The exercise: Keep only those lines of the records that include the string "uniform".

Data to process:

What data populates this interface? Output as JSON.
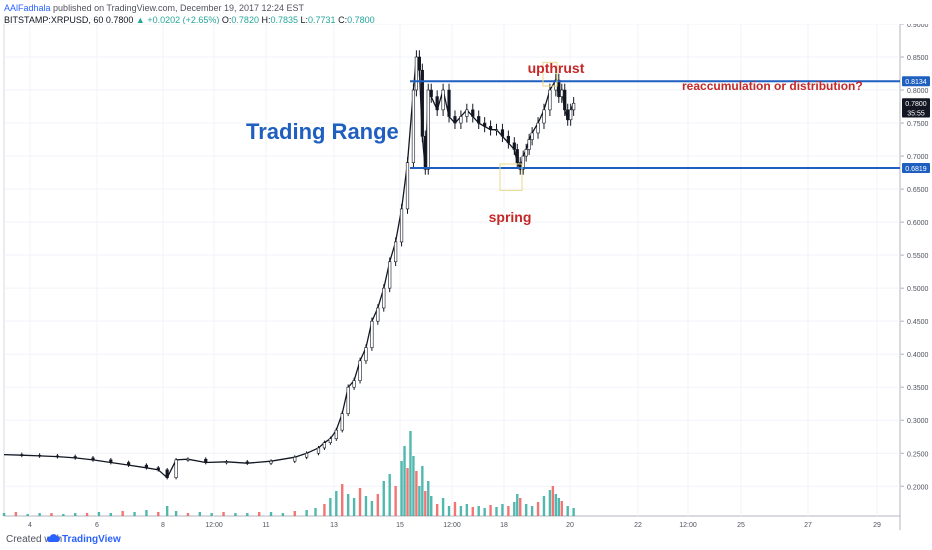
{
  "header": {
    "author": "AAlFadhala",
    "published": "published on TradingView.com, December 19, 2017 12:24 EST",
    "symbol": "BITSTAMP:XRPUSD, 60",
    "last": "0.7800",
    "change": "▲ +0.0202 (+2.65%)",
    "o_label": "O:",
    "o_val": "0.7820",
    "h_label": "H:",
    "h_val": "0.7835",
    "l_label": "L:",
    "l_val": "0.7731",
    "c_label": "C:",
    "c_val": "0.7800"
  },
  "footer": {
    "created_with": "Created with",
    "brand": "TradingView",
    "brand_icon": "tradingview-cloud-icon"
  },
  "colors": {
    "candle": "#131722",
    "volume_up": "#26a69a",
    "volume_down": "#ef5350",
    "range_line": "#1f5fbf",
    "annotation_blue": "#1f5fbf",
    "annotation_red": "#c62828",
    "box": "#e8d98a",
    "grid": "#f0f3fa"
  },
  "chart_data": {
    "type": "candlestick",
    "title": "",
    "xlabel": "",
    "ylabel": "",
    "ylim": [
      0.155,
      0.9
    ],
    "grid": true,
    "y_ticks": [
      "0.9000",
      "0.8500",
      "0.8000",
      "0.7500",
      "0.7000",
      "0.6500",
      "0.6000",
      "0.5500",
      "0.5000",
      "0.4500",
      "0.4000",
      "0.3500",
      "0.3000",
      "0.2500",
      "0.2000"
    ],
    "y_tick_values": [
      0.9,
      0.85,
      0.8,
      0.75,
      0.7,
      0.65,
      0.6,
      0.55,
      0.5,
      0.45,
      0.4,
      0.35,
      0.3,
      0.25,
      0.2
    ],
    "x_ticks": [
      "4",
      "6",
      "8",
      "12:00",
      "11",
      "13",
      "15",
      "12:00",
      "18",
      "20",
      "22",
      "12:00",
      "25",
      "27",
      "29"
    ],
    "price_labels": [
      {
        "value": 0.8134,
        "text": "0.8134",
        "style": "blue"
      },
      {
        "value": 0.78,
        "text": "0.7800",
        "style": "dark"
      },
      {
        "value": 0.766,
        "text": "35:55",
        "style": "dark"
      },
      {
        "value": 0.6819,
        "text": "0.6819",
        "style": "blue"
      }
    ],
    "horizontal_lines": [
      {
        "value": 0.8134,
        "start_x": "15"
      },
      {
        "value": 0.6819,
        "start_x": "15"
      }
    ],
    "annotations": [
      {
        "text": "Trading Range",
        "color": "blue"
      },
      {
        "text": "upthrust",
        "color": "red"
      },
      {
        "text": "spring",
        "color": "red"
      },
      {
        "text": "reaccumulation or distribution?",
        "color": "red"
      }
    ],
    "close_path": [
      [
        0,
        0.248
      ],
      [
        6,
        0.247
      ],
      [
        12,
        0.246
      ],
      [
        18,
        0.245
      ],
      [
        24,
        0.243
      ],
      [
        30,
        0.24
      ],
      [
        36,
        0.236
      ],
      [
        42,
        0.232
      ],
      [
        48,
        0.228
      ],
      [
        52,
        0.225
      ],
      [
        55,
        0.213
      ],
      [
        58,
        0.24
      ],
      [
        62,
        0.241
      ],
      [
        68,
        0.236
      ],
      [
        75,
        0.237
      ],
      [
        82,
        0.235
      ],
      [
        90,
        0.238
      ],
      [
        98,
        0.244
      ],
      [
        102,
        0.25
      ],
      [
        106,
        0.258
      ],
      [
        108,
        0.266
      ],
      [
        110,
        0.272
      ],
      [
        112,
        0.285
      ],
      [
        114,
        0.31
      ],
      [
        116,
        0.35
      ],
      [
        118,
        0.36
      ],
      [
        120,
        0.39
      ],
      [
        122,
        0.41
      ],
      [
        124,
        0.45
      ],
      [
        126,
        0.47
      ],
      [
        128,
        0.5
      ],
      [
        130,
        0.54
      ],
      [
        132,
        0.57
      ],
      [
        134,
        0.62
      ],
      [
        136,
        0.69
      ],
      [
        138,
        0.8
      ],
      [
        139,
        0.85
      ],
      [
        140,
        0.83
      ],
      [
        141,
        0.73
      ],
      [
        142,
        0.68
      ],
      [
        143,
        0.8
      ],
      [
        144,
        0.79
      ],
      [
        146,
        0.77
      ],
      [
        148,
        0.8
      ],
      [
        150,
        0.76
      ],
      [
        152,
        0.75
      ],
      [
        154,
        0.76
      ],
      [
        156,
        0.77
      ],
      [
        158,
        0.76
      ],
      [
        160,
        0.75
      ],
      [
        162,
        0.745
      ],
      [
        164,
        0.74
      ],
      [
        166,
        0.74
      ],
      [
        168,
        0.73
      ],
      [
        170,
        0.72
      ],
      [
        172,
        0.71
      ],
      [
        173,
        0.69
      ],
      [
        174,
        0.68
      ],
      [
        175,
        0.7
      ],
      [
        176,
        0.71
      ],
      [
        177,
        0.725
      ],
      [
        178,
        0.735
      ],
      [
        180,
        0.75
      ],
      [
        182,
        0.77
      ],
      [
        184,
        0.8
      ],
      [
        186,
        0.815
      ],
      [
        187,
        0.79
      ],
      [
        188,
        0.8
      ],
      [
        189,
        0.77
      ],
      [
        190,
        0.755
      ],
      [
        191,
        0.77
      ],
      [
        192,
        0.78
      ]
    ],
    "x_domain": [
      0,
      302
    ],
    "volume": [
      [
        0,
        0.03
      ],
      [
        4,
        0.04
      ],
      [
        8,
        0.02
      ],
      [
        12,
        0.03
      ],
      [
        16,
        0.03
      ],
      [
        20,
        0.02
      ],
      [
        24,
        0.03
      ],
      [
        28,
        0.03
      ],
      [
        32,
        0.04
      ],
      [
        36,
        0.03
      ],
      [
        40,
        0.05
      ],
      [
        44,
        0.04
      ],
      [
        48,
        0.06
      ],
      [
        52,
        0.04
      ],
      [
        55,
        0.1
      ],
      [
        58,
        0.05
      ],
      [
        62,
        0.03
      ],
      [
        66,
        0.04
      ],
      [
        70,
        0.03
      ],
      [
        74,
        0.04
      ],
      [
        78,
        0.03
      ],
      [
        82,
        0.03
      ],
      [
        86,
        0.04
      ],
      [
        90,
        0.04
      ],
      [
        94,
        0.03
      ],
      [
        98,
        0.05
      ],
      [
        102,
        0.06
      ],
      [
        105,
        0.08
      ],
      [
        108,
        0.12
      ],
      [
        110,
        0.18
      ],
      [
        112,
        0.25
      ],
      [
        114,
        0.32
      ],
      [
        116,
        0.22
      ],
      [
        118,
        0.18
      ],
      [
        120,
        0.28
      ],
      [
        122,
        0.2
      ],
      [
        124,
        0.15
      ],
      [
        126,
        0.22
      ],
      [
        128,
        0.35
      ],
      [
        130,
        0.42
      ],
      [
        132,
        0.3
      ],
      [
        134,
        0.55
      ],
      [
        135,
        0.7
      ],
      [
        136,
        0.48
      ],
      [
        137,
        0.85
      ],
      [
        138,
        0.6
      ],
      [
        139,
        0.45
      ],
      [
        140,
        0.3
      ],
      [
        141,
        0.5
      ],
      [
        142,
        0.25
      ],
      [
        143,
        0.35
      ],
      [
        144,
        0.2
      ],
      [
        146,
        0.12
      ],
      [
        148,
        0.18
      ],
      [
        150,
        0.1
      ],
      [
        152,
        0.14
      ],
      [
        154,
        0.1
      ],
      [
        156,
        0.12
      ],
      [
        158,
        0.09
      ],
      [
        160,
        0.1
      ],
      [
        162,
        0.08
      ],
      [
        164,
        0.11
      ],
      [
        166,
        0.09
      ],
      [
        168,
        0.12
      ],
      [
        170,
        0.1
      ],
      [
        172,
        0.14
      ],
      [
        173,
        0.22
      ],
      [
        174,
        0.18
      ],
      [
        176,
        0.12
      ],
      [
        178,
        0.1
      ],
      [
        180,
        0.14
      ],
      [
        182,
        0.2
      ],
      [
        184,
        0.26
      ],
      [
        185,
        0.3
      ],
      [
        186,
        0.22
      ],
      [
        187,
        0.18
      ],
      [
        188,
        0.15
      ],
      [
        190,
        0.1
      ],
      [
        192,
        0.08
      ]
    ]
  }
}
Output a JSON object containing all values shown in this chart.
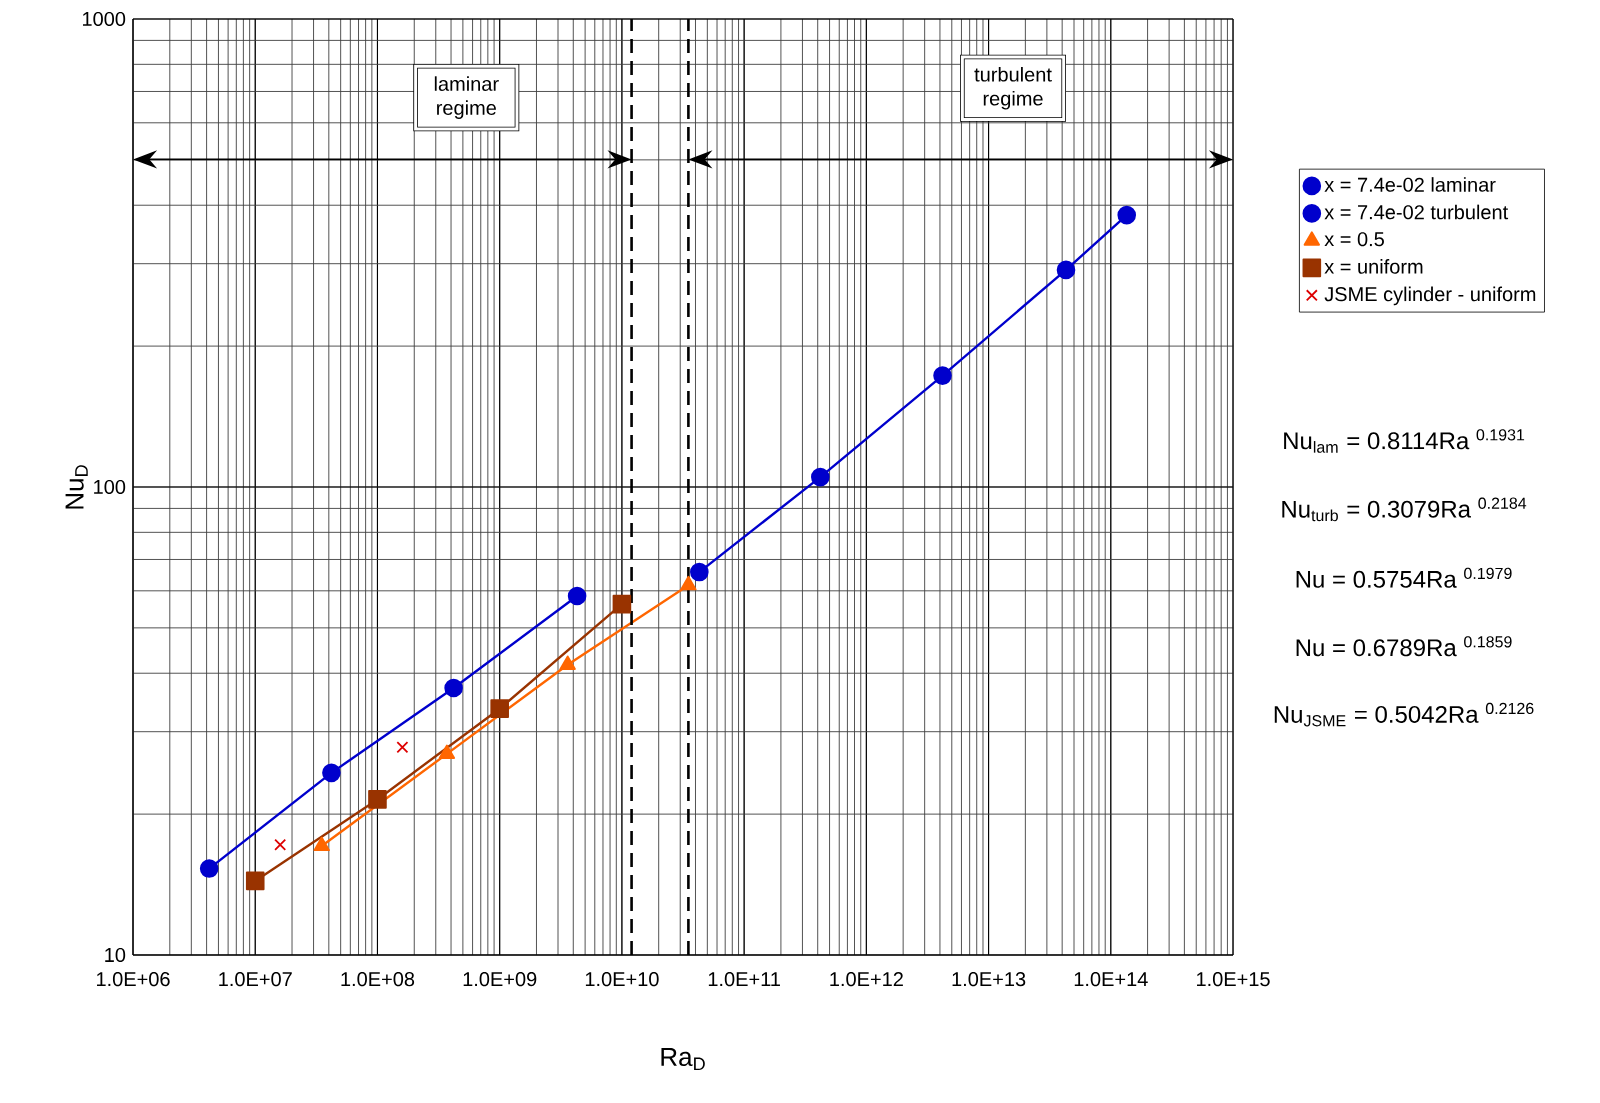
{
  "chart_data": {
    "type": "line",
    "xlabel": "Ra$_{D}$",
    "ylabel": "Nu$_{D}$",
    "log": "xy",
    "grid": true,
    "legend": "right",
    "xlim": [
      1000000,
      1000000000000000
    ],
    "ylim": [
      10,
      1000
    ],
    "xticks": [
      {
        "value": 1000000,
        "label": "1.0E+06"
      },
      {
        "value": 10000000,
        "label": "1.0E+07"
      },
      {
        "value": 100000000,
        "label": "1.0E+08"
      },
      {
        "value": 1000000000,
        "label": "1.0E+09"
      },
      {
        "value": 10000000000,
        "label": "1.0E+10"
      },
      {
        "value": 100000000000,
        "label": "1.0E+11"
      },
      {
        "value": 1000000000000,
        "label": "1.0E+12"
      },
      {
        "value": 10000000000000,
        "label": "1.0E+13"
      },
      {
        "value": 100000000000000,
        "label": "1.0E+14"
      },
      {
        "value": 1000000000000000,
        "label": "1.0E+15"
      }
    ],
    "yticks": [
      10,
      100,
      1000
    ],
    "series": [
      {
        "name": "x = 7.4e-02 laminar",
        "marker": "circle",
        "color": "#0000cc",
        "x": [
          4200000,
          42000000,
          420000000,
          4300000000
        ],
        "values": [
          15.3,
          24.5,
          37.2,
          58.5
        ]
      },
      {
        "name": "x = 7.4e-02 turbulent",
        "marker": "circle",
        "color": "#0000cc",
        "x": [
          43000000000,
          420000000000,
          4200000000000,
          43000000000000,
          135000000000000
        ],
        "values": [
          65.8,
          105,
          173,
          291,
          381
        ]
      },
      {
        "name": "x = 0.5",
        "marker": "triangle",
        "color": "#ff6600",
        "x": [
          35000000,
          370000000,
          3600000000,
          35000000000
        ],
        "values": [
          17.1,
          26.9,
          41.7,
          61.7
        ]
      },
      {
        "name": "x = uniform",
        "marker": "square",
        "color": "#993300",
        "x": [
          10000000,
          100000000,
          1000000000,
          10000000000
        ],
        "values": [
          14.4,
          21.5,
          33.6,
          56.2
        ]
      },
      {
        "name": "JSME cylinder - uniform",
        "type": "scatter",
        "marker": "cross",
        "color": "#dd0000",
        "x": [
          16000000,
          160000000
        ],
        "values": [
          17.2,
          27.8
        ]
      }
    ],
    "ref_lines": [
      {
        "axis": "x",
        "value": 12000000000,
        "color": "#000000",
        "line_style": "dashed"
      },
      {
        "axis": "x",
        "value": 35000000000,
        "color": "#000000",
        "line_style": "dashed"
      }
    ],
    "annotations": [
      "laminar regime",
      "turbulent regime",
      "Nu$_{lam}$ = 0.8114Ra $^{0.1931}$",
      "Nu$_{turb}$ = 0.3079Ra $^{0.2184}$",
      "Nu = 0.5754Ra $^{0.1979}$",
      "Nu = 0.6789Ra $^{0.1859}$",
      "Nu$_{JSME}$ = 0.5042Ra $^{0.2126}$"
    ]
  }
}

Solution to the problem:
        "name": "x = uniform",
        "name": "JSME cylinder - uniform",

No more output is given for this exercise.